- The problem -
Write every line of the material out exactly as shown.
□ □ □ □ □
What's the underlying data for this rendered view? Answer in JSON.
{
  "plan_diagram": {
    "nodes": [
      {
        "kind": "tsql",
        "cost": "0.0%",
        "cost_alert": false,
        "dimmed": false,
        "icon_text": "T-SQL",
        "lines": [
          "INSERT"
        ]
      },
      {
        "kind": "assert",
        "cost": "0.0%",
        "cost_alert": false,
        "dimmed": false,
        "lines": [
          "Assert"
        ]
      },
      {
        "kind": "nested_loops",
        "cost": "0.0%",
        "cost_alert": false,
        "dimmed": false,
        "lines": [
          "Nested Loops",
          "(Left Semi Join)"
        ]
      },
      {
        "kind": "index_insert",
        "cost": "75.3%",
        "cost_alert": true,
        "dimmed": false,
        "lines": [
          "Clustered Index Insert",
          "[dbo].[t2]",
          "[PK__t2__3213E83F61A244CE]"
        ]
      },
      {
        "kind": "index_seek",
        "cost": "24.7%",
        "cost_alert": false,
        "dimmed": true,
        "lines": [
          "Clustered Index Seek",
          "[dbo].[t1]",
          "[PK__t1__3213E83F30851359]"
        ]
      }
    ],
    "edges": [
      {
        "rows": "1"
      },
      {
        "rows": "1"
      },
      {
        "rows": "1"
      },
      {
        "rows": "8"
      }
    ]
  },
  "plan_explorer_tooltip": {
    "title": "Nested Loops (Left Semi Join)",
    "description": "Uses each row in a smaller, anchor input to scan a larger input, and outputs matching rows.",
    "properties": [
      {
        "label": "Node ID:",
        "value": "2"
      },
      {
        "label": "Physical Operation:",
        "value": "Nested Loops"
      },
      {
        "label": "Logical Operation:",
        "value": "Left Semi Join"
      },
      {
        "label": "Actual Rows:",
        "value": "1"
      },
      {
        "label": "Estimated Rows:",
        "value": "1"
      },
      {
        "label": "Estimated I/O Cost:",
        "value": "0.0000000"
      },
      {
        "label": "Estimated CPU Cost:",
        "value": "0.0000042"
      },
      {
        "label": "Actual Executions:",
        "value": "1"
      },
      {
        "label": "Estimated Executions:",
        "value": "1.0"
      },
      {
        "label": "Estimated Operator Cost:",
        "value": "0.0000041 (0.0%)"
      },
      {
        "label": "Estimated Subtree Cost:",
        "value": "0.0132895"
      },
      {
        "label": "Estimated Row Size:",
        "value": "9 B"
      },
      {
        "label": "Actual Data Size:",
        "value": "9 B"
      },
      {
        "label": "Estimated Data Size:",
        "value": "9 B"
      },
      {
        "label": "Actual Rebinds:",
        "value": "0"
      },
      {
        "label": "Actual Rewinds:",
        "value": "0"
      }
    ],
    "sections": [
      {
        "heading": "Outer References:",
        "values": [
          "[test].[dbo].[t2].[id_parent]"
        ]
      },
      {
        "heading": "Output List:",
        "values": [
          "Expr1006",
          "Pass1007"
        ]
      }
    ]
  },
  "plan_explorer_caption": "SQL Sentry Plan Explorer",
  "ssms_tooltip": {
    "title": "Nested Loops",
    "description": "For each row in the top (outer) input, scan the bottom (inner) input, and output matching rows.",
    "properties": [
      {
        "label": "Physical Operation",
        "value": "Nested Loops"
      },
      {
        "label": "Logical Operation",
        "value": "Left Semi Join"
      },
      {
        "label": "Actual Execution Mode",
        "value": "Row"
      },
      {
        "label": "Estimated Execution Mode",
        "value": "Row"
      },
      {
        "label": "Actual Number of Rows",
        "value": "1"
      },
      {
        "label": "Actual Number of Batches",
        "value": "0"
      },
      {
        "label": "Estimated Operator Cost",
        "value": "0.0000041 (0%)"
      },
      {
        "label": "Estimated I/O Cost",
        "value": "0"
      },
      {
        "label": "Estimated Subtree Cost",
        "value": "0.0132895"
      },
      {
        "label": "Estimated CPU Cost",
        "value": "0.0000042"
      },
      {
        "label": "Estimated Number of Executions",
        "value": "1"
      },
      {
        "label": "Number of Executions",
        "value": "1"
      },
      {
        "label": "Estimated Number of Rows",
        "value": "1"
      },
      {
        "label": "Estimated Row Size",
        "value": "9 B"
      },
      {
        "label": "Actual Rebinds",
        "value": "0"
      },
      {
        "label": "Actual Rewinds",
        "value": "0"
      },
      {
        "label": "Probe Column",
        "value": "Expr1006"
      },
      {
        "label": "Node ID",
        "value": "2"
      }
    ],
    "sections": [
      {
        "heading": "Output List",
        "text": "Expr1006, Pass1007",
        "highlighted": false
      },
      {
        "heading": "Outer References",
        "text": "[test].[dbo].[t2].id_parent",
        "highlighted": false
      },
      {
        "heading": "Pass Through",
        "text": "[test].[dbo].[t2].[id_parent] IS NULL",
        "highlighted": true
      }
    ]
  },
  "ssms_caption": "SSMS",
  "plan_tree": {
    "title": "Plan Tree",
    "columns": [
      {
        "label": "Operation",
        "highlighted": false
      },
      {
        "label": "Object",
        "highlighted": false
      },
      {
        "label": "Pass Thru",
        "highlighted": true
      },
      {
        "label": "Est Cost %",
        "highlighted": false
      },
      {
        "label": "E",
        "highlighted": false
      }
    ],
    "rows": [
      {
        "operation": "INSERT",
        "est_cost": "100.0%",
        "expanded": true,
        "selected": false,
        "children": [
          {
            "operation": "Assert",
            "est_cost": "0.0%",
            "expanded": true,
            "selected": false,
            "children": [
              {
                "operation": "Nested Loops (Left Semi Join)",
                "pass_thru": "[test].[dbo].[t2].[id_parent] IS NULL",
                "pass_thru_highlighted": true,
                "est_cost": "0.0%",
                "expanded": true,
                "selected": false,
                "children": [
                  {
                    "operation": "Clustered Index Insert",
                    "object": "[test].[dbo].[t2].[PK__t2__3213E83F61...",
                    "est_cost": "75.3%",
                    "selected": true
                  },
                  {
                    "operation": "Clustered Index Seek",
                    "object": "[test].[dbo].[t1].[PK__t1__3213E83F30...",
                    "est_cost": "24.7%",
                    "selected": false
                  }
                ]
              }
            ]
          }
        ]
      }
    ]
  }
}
□ □ □ □ □
- Expected answer -
What's the underlying data for this rendered view? Answer in JSON.
{
  "plan_diagram": {
    "nodes": [
      {
        "kind": "tsql",
        "cost": "0.0%",
        "cost_alert": false,
        "dimmed": false,
        "icon_text": "T-SQL",
        "lines": [
          "INSERT"
        ]
      },
      {
        "kind": "assert",
        "cost": "0.0%",
        "cost_alert": false,
        "dimmed": false,
        "lines": [
          "Assert"
        ]
      },
      {
        "kind": "nested_loops",
        "cost": "0.0%",
        "cost_alert": false,
        "dimmed": false,
        "lines": [
          "Nested Loops",
          "(Left Semi Join)"
        ]
      },
      {
        "kind": "index_insert",
        "cost": "75.3%",
        "cost_alert": true,
        "dimmed": false,
        "lines": [
          "Clustered Index Insert",
          "[dbo].[t2]",
          "[PK__t2__3213E83F61A244CE]"
        ]
      },
      {
        "kind": "index_seek",
        "cost": "24.7%",
        "cost_alert": false,
        "dimmed": true,
        "lines": [
          "Clustered Index Seek",
          "[dbo].[t1]",
          "[PK__t1__3213E83F30851359]"
        ]
      }
    ],
    "edges": [
      {
        "rows": "1"
      },
      {
        "rows": "1"
      },
      {
        "rows": "1"
      },
      {
        "rows": "8"
      }
    ]
  },
  "plan_explorer_tooltip": {
    "title": "Nested Loops (Left Semi Join)",
    "description": "Uses each row in a smaller, anchor input to scan a larger input, and outputs matching rows.",
    "properties": [
      {
        "label": "Node ID:",
        "value": "2"
      },
      {
        "label": "Physical Operation:",
        "value": "Nested Loops"
      },
      {
        "label": "Logical Operation:",
        "value": "Left Semi Join"
      },
      {
        "label": "Actual Rows:",
        "value": "1"
      },
      {
        "label": "Estimated Rows:",
        "value": "1"
      },
      {
        "label": "Estimated I/O Cost:",
        "value": "0.0000000"
      },
      {
        "label": "Estimated CPU Cost:",
        "value": "0.0000042"
      },
      {
        "label": "Actual Executions:",
        "value": "1"
      },
      {
        "label": "Estimated Executions:",
        "value": "1.0"
      },
      {
        "label": "Estimated Operator Cost:",
        "value": "0.0000041 (0.0%)"
      },
      {
        "label": "Estimated Subtree Cost:",
        "value": "0.0132895"
      },
      {
        "label": "Estimated Row Size:",
        "value": "9 B"
      },
      {
        "label": "Actual Data Size:",
        "value": "9 B"
      },
      {
        "label": "Estimated Data Size:",
        "value": "9 B"
      },
      {
        "label": "Actual Rebinds:",
        "value": "0"
      },
      {
        "label": "Actual Rewinds:",
        "value": "0"
      }
    ],
    "sections": [
      {
        "heading": "Outer References:",
        "values": [
          "[test].[dbo].[t2].[id_parent]"
        ]
      },
      {
        "heading": "Output List:",
        "values": [
          "Expr1006",
          "Pass1007"
        ]
      }
    ]
  },
  "plan_explorer_caption": "SQL Sentry Plan Explorer",
  "ssms_tooltip": {
    "title": "Nested Loops",
    "description": "For each row in the top (outer) input, scan the bottom (inner) input, and output matching rows.",
    "properties": [
      {
        "label": "Physical Operation",
        "value": "Nested Loops"
      },
      {
        "label": "Logical Operation",
        "value": "Left Semi Join"
      },
      {
        "label": "Actual Execution Mode",
        "value": "Row"
      },
      {
        "label": "Estimated Execution Mode",
        "value": "Row"
      },
      {
        "label": "Actual Number of Rows",
        "value": "1"
      },
      {
        "label": "Actual Number of Batches",
        "value": "0"
      },
      {
        "label": "Estimated Operator Cost",
        "value": "0.0000041 (0%)"
      },
      {
        "label": "Estimated I/O Cost",
        "value": "0"
      },
      {
        "label": "Estimated Subtree Cost",
        "value": "0.0132895"
      },
      {
        "label": "Estimated CPU Cost",
        "value": "0.0000042"
      },
      {
        "label": "Estimated Number of Executions",
        "value": "1"
      },
      {
        "label": "Number of Executions",
        "value": "1"
      },
      {
        "label": "Estimated Number of Rows",
        "value": "1"
      },
      {
        "label": "Estimated Row Size",
        "value": "9 B"
      },
      {
        "label": "Actual Rebinds",
        "value": "0"
      },
      {
        "label": "Actual Rewinds",
        "value": "0"
      },
      {
        "label": "Probe Column",
        "value": "Expr1006"
      },
      {
        "label": "Node ID",
        "value": "2"
      }
    ],
    "sections": [
      {
        "heading": "Output List",
        "text": "Expr1006, Pass1007",
        "highlighted": false
      },
      {
        "heading": "Outer References",
        "text": "[test].[dbo].[t2].id_parent",
        "highlighted": false
      },
      {
        "heading": "Pass Through",
        "text": "[test].[dbo].[t2].[id_parent] IS NULL",
        "highlighted": true
      }
    ]
  },
  "ssms_caption": "SSMS",
  "plan_tree": {
    "title": "Plan Tree",
    "columns": [
      {
        "label": "Operation",
        "highlighted": false
      },
      {
        "label": "Object",
        "highlighted": false
      },
      {
        "label": "Pass Thru",
        "highlighted": true
      },
      {
        "label": "Est Cost %",
        "highlighted": false
      },
      {
        "label": "E",
        "highlighted": false
      }
    ],
    "rows": [
      {
        "operation": "INSERT",
        "est_cost": "100.0%",
        "expanded": true,
        "selected": false,
        "children": [
          {
            "operation": "Assert",
            "est_cost": "0.0%",
            "expanded": true,
            "selected": false,
            "children": [
              {
                "operation": "Nested Loops (Left Semi Join)",
                "pass_thru": "[test].[dbo].[t2].[id_parent] IS NULL",
                "pass_thru_highlighted": true,
                "est_cost": "0.0%",
                "expanded": true,
                "selected": false,
                "children": [
                  {
                    "operation": "Clustered Index Insert",
                    "object": "[test].[dbo].[t2].[PK__t2__3213E83F61...",
                    "est_cost": "75.3%",
                    "selected": true
                  },
                  {
                    "operation": "Clustered Index Seek",
                    "object": "[test].[dbo].[t1].[PK__t1__3213E83F30...",
                    "est_cost": "24.7%",
                    "selected": false
                  }
                ]
              }
            ]
          }
        ]
      }
    ]
  }
}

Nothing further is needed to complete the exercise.